• **Written request**
Will you transcribe all the entries word for word, skipping the pictures they hold?

• **Available records**

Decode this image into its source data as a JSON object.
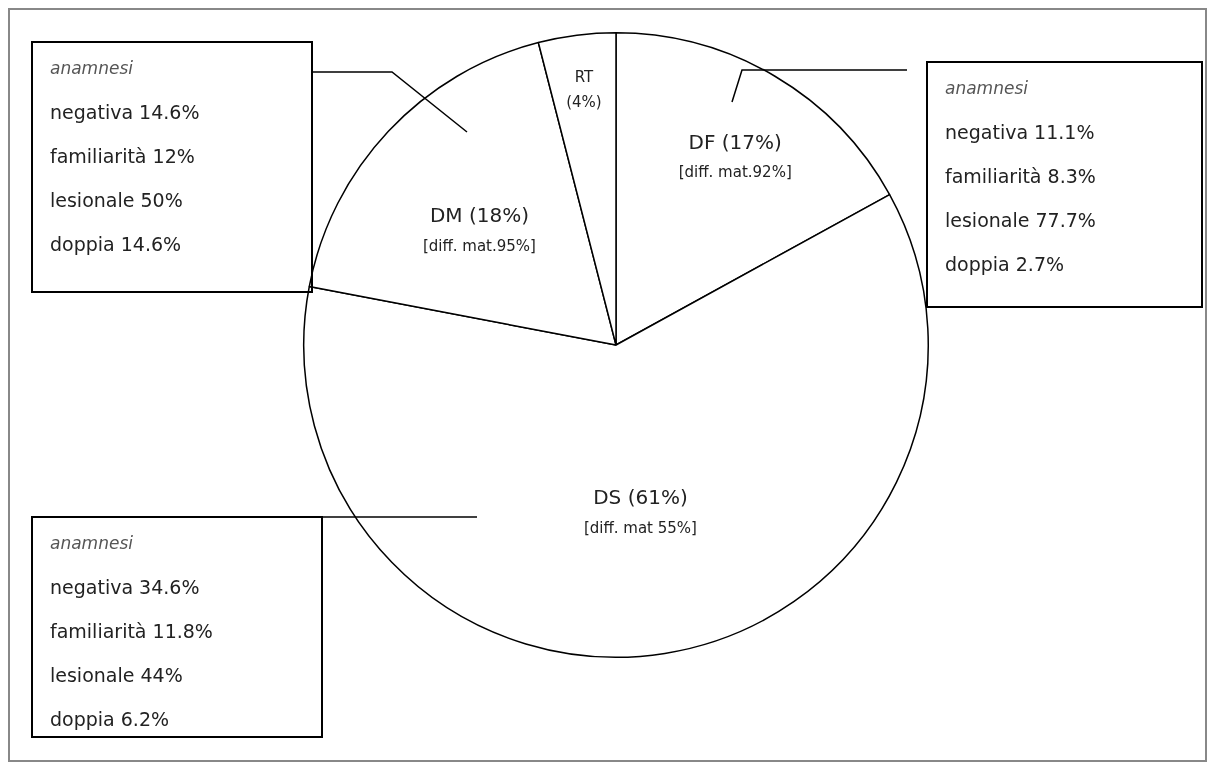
{
  "chart_data": {
    "type": "pie",
    "categories": [
      "DF",
      "DS",
      "DM",
      "RT"
    ],
    "values": [
      17,
      61,
      18,
      4
    ],
    "colors": [
      "#ffffff",
      "#ffffff",
      "#ffffff",
      "#ffffff"
    ],
    "value_labels": [
      "(17%)",
      "(61%)",
      "(18%)",
      "(4%)"
    ],
    "legend": false,
    "annotations": [
      {
        "text": "[diff. mat.92%]",
        "x": "DF"
      },
      {
        "text": "[diff. mat 55%]",
        "x": "DS"
      },
      {
        "text": "[diff. mat.95%]",
        "x": "DM"
      },
      {
        "text": "anamnesi\nnegativa 14.6%\nfamiliarità 12%\nlesionale 50%\ndoppia 14.6%",
        "x": "DM"
      },
      {
        "text": "anamnesi\nnegativa 11.1%\nfamiliarità 8.3%\nlesionale 77.7%\ndoppia 2.7%",
        "x": "DF"
      },
      {
        "text": "anamnesi\nnegativa 34.6%\nfamiliarità 11.8%\nlesionale 44%\ndoppia 6.2%",
        "x": "DS"
      }
    ]
  }
}
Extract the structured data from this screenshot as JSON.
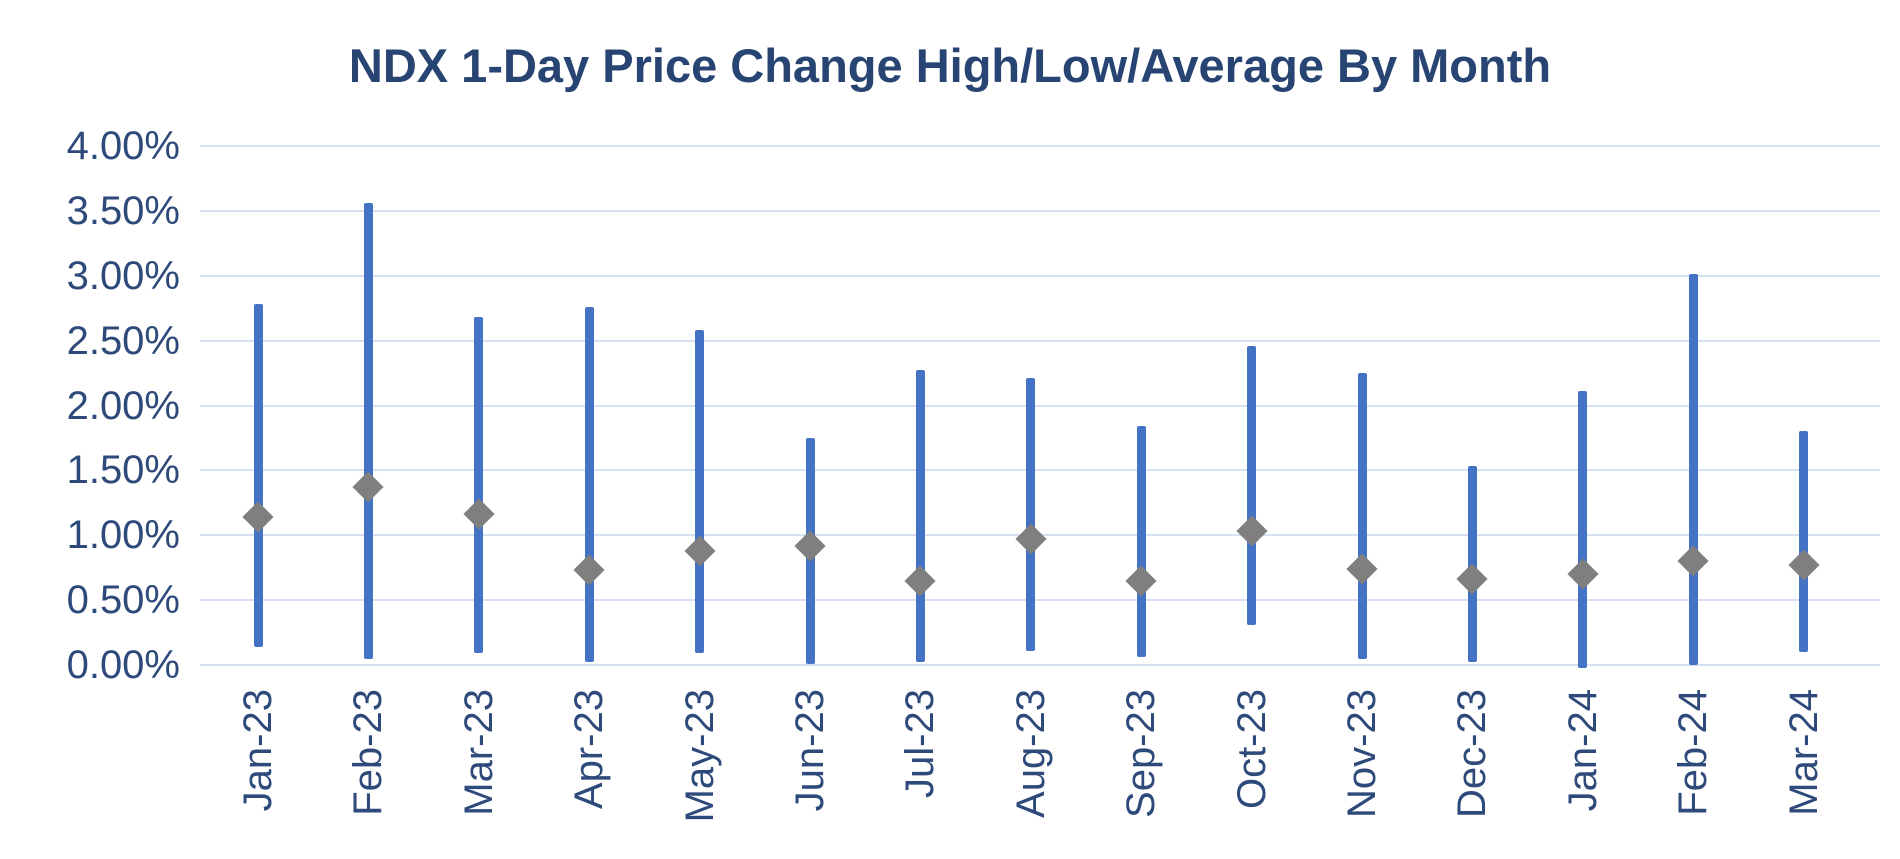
{
  "chart_data": {
    "type": "bar",
    "variant": "high-low range bars with average diamond markers",
    "title": "NDX 1-Day Price Change High/Low/Average By Month",
    "xlabel": "",
    "ylabel": "",
    "ylim": [
      0,
      4
    ],
    "grid": true,
    "legend_position": "none",
    "yticks": [
      "4.00%",
      "3.50%",
      "3.00%",
      "2.50%",
      "2.00%",
      "1.50%",
      "1.00%",
      "0.50%",
      "0.00%"
    ],
    "ytick_values": [
      4.0,
      3.5,
      3.0,
      2.5,
      2.0,
      1.5,
      1.0,
      0.5,
      0.0
    ],
    "categories": [
      "Jan-23",
      "Feb-23",
      "Mar-23",
      "Apr-23",
      "May-23",
      "Jun-23",
      "Jul-23",
      "Aug-23",
      "Sep-23",
      "Oct-23",
      "Nov-23",
      "Dec-23",
      "Jan-24",
      "Feb-24",
      "Mar-24"
    ],
    "series": [
      {
        "name": "High",
        "values": [
          2.78,
          3.56,
          2.68,
          2.76,
          2.58,
          1.75,
          2.27,
          2.21,
          1.84,
          2.46,
          2.25,
          1.53,
          2.11,
          3.01,
          1.8
        ]
      },
      {
        "name": "Low",
        "values": [
          0.14,
          0.05,
          0.09,
          0.02,
          0.09,
          0.01,
          0.02,
          0.11,
          0.06,
          0.31,
          0.05,
          0.02,
          -0.02,
          0.0,
          0.1
        ]
      },
      {
        "name": "Average",
        "values": [
          1.14,
          1.37,
          1.16,
          0.73,
          0.88,
          0.92,
          0.65,
          0.97,
          0.65,
          1.03,
          0.74,
          0.66,
          0.7,
          0.8,
          0.77
        ]
      }
    ]
  },
  "colors": {
    "bar": "#4472C4",
    "average_marker": "#7F7F7F",
    "title_text": "#274472",
    "axis_text": "#2E4A7A",
    "gridline": "#D5E0F2",
    "background": "#FFFFFF"
  },
  "marker": {
    "shape": "diamond"
  }
}
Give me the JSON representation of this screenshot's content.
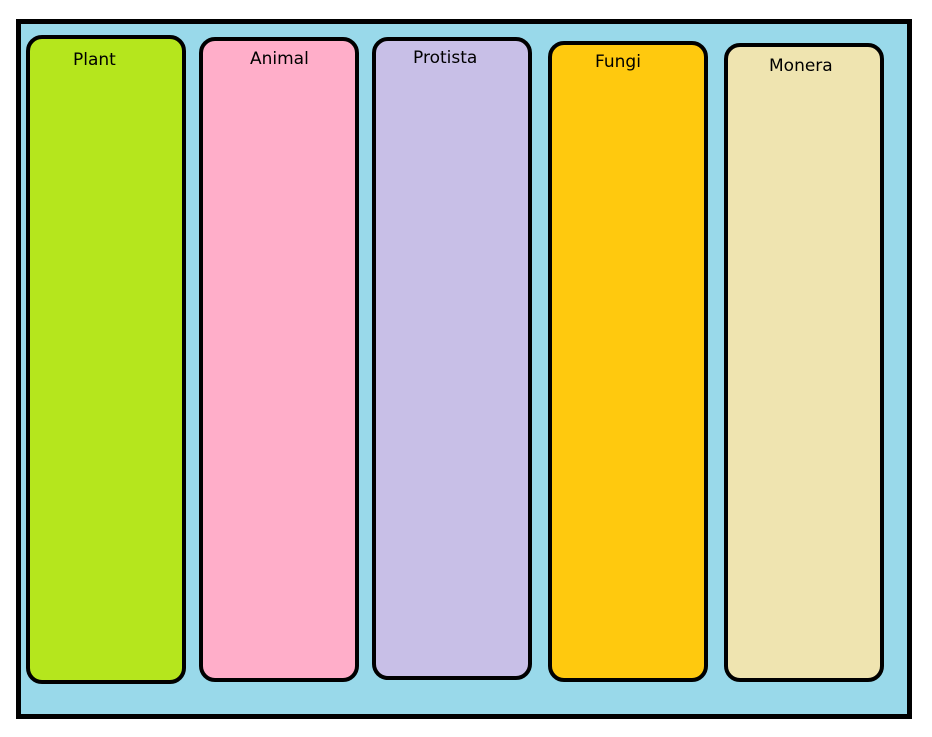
{
  "background_color": "#99D9EA",
  "columns": [
    {
      "label": "Plant",
      "color": "#B5E61D"
    },
    {
      "label": "Animal",
      "color": "#FFAEC9"
    },
    {
      "label": "Protista",
      "color": "#C8BFE7"
    },
    {
      "label": "Fungi",
      "color": "#FFC90E"
    },
    {
      "label": "Monera",
      "color": "#EFE4B0"
    }
  ]
}
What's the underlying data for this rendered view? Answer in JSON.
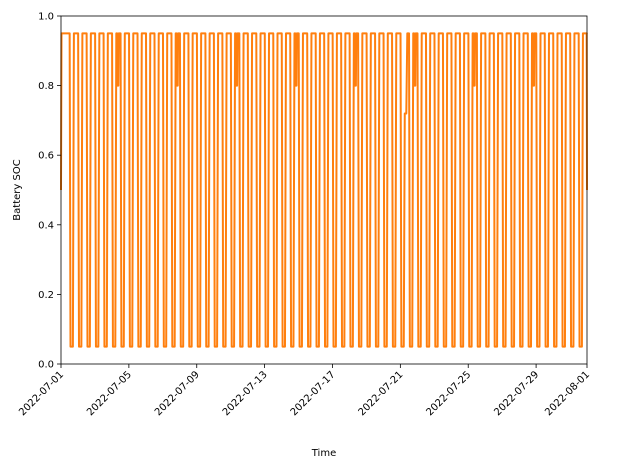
{
  "chart_data": {
    "type": "line",
    "title": "",
    "xlabel": "Time",
    "ylabel": "Battery SOC",
    "xlim": [
      "2022-07-01",
      "2022-08-01"
    ],
    "ylim": [
      0.0,
      1.0
    ],
    "yticks": [
      0.0,
      0.2,
      0.4,
      0.6,
      0.8,
      1.0
    ],
    "ytick_labels": [
      "0.0",
      "0.2",
      "0.4",
      "0.6",
      "0.8",
      "1.0"
    ],
    "xticks": [
      "2022-07-01",
      "2022-07-05",
      "2022-07-09",
      "2022-07-13",
      "2022-07-17",
      "2022-07-21",
      "2022-07-25",
      "2022-07-29",
      "2022-08-01"
    ],
    "grid": false,
    "legend": "none",
    "colors": {
      "series": "#ff7f0e"
    },
    "series": [
      {
        "soc_max": 0.95,
        "soc_min": 0.05,
        "soc_partial": 0.8,
        "soc_start": 0.5,
        "soc_end": 0.5,
        "cycles_per_day": 2,
        "dip_date": "2022-07-21",
        "dip_value": 0.72
      }
    ]
  }
}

• **Written reply**
Decode this image into its source data as a JSON object.
{
  "chart_data": {
    "type": "pie",
    "categories": [
      "DF",
      "DS",
      "DM",
      "RT"
    ],
    "values": [
      17,
      61,
      18,
      4
    ],
    "colors": [
      "#ffffff",
      "#ffffff",
      "#ffffff",
      "#ffffff"
    ],
    "value_labels": [
      "(17%)",
      "(61%)",
      "(18%)",
      "(4%)"
    ],
    "legend": false,
    "annotations": [
      {
        "text": "[diff. mat.92%]",
        "x": "DF"
      },
      {
        "text": "[diff. mat 55%]",
        "x": "DS"
      },
      {
        "text": "[diff. mat.95%]",
        "x": "DM"
      },
      {
        "text": "anamnesi\nnegativa 14.6%\nfamiliarità 12%\nlesionale 50%\ndoppia 14.6%",
        "x": "DM"
      },
      {
        "text": "anamnesi\nnegativa 11.1%\nfamiliarità 8.3%\nlesionale 77.7%\ndoppia 2.7%",
        "x": "DF"
      },
      {
        "text": "anamnesi\nnegativa 34.6%\nfamiliarità 11.8%\nlesionale 44%\ndoppia 6.2%",
        "x": "DS"
      }
    ]
  }
}
Extract the structured data from this screenshot as JSON.
{
  "chart_data": {
    "type": "bar",
    "variant": "high-low range bars with average diamond markers",
    "title": "NDX 1-Day Price Change High/Low/Average By Month",
    "xlabel": "",
    "ylabel": "",
    "ylim": [
      0,
      4
    ],
    "grid": true,
    "legend_position": "none",
    "yticks": [
      "4.00%",
      "3.50%",
      "3.00%",
      "2.50%",
      "2.00%",
      "1.50%",
      "1.00%",
      "0.50%",
      "0.00%"
    ],
    "ytick_values": [
      4.0,
      3.5,
      3.0,
      2.5,
      2.0,
      1.5,
      1.0,
      0.5,
      0.0
    ],
    "categories": [
      "Jan-23",
      "Feb-23",
      "Mar-23",
      "Apr-23",
      "May-23",
      "Jun-23",
      "Jul-23",
      "Aug-23",
      "Sep-23",
      "Oct-23",
      "Nov-23",
      "Dec-23",
      "Jan-24",
      "Feb-24",
      "Mar-24"
    ],
    "series": [
      {
        "name": "High",
        "values": [
          2.78,
          3.56,
          2.68,
          2.76,
          2.58,
          1.75,
          2.27,
          2.21,
          1.84,
          2.46,
          2.25,
          1.53,
          2.11,
          3.01,
          1.8
        ]
      },
      {
        "name": "Low",
        "values": [
          0.14,
          0.05,
          0.09,
          0.02,
          0.09,
          0.01,
          0.02,
          0.11,
          0.06,
          0.31,
          0.05,
          0.02,
          -0.02,
          0.0,
          0.1
        ]
      },
      {
        "name": "Average",
        "values": [
          1.14,
          1.37,
          1.16,
          0.73,
          0.88,
          0.92,
          0.65,
          0.97,
          0.65,
          1.03,
          0.74,
          0.66,
          0.7,
          0.8,
          0.77
        ]
      }
    ]
  },
  "colors": {
    "bar": "#4472C4",
    "average_marker": "#7F7F7F",
    "title_text": "#274472",
    "axis_text": "#2E4A7A",
    "gridline": "#D5E0F2",
    "background": "#FFFFFF"
  },
  "marker": {
    "shape": "diamond"
  }
}
Give me the JSON representation of this screenshot's content.
{
  "background_color": "#99D9EA",
  "columns": [
    {
      "label": "Plant",
      "color": "#B5E61D"
    },
    {
      "label": "Animal",
      "color": "#FFAEC9"
    },
    {
      "label": "Protista",
      "color": "#C8BFE7"
    },
    {
      "label": "Fungi",
      "color": "#FFC90E"
    },
    {
      "label": "Monera",
      "color": "#EFE4B0"
    }
  ]
}
What's the underlying data for this rendered view? Answer in JSON.
{
  "chart_data": {
    "type": "line",
    "title": "",
    "xlabel": "Time",
    "ylabel": "Battery SOC",
    "xlim": [
      "2022-07-01",
      "2022-08-01"
    ],
    "ylim": [
      0.0,
      1.0
    ],
    "yticks": [
      0.0,
      0.2,
      0.4,
      0.6,
      0.8,
      1.0
    ],
    "ytick_labels": [
      "0.0",
      "0.2",
      "0.4",
      "0.6",
      "0.8",
      "1.0"
    ],
    "xticks": [
      "2022-07-01",
      "2022-07-05",
      "2022-07-09",
      "2022-07-13",
      "2022-07-17",
      "2022-07-21",
      "2022-07-25",
      "2022-07-29",
      "2022-08-01"
    ],
    "grid": false,
    "legend": "none",
    "colors": {
      "series": "#ff7f0e"
    },
    "series": [
      {
        "soc_max": 0.95,
        "soc_min": 0.05,
        "soc_partial": 0.8,
        "soc_start": 0.5,
        "soc_end": 0.5,
        "cycles_per_day": 2,
        "dip_date": "2022-07-21",
        "dip_value": 0.72
      }
    ]
  }
}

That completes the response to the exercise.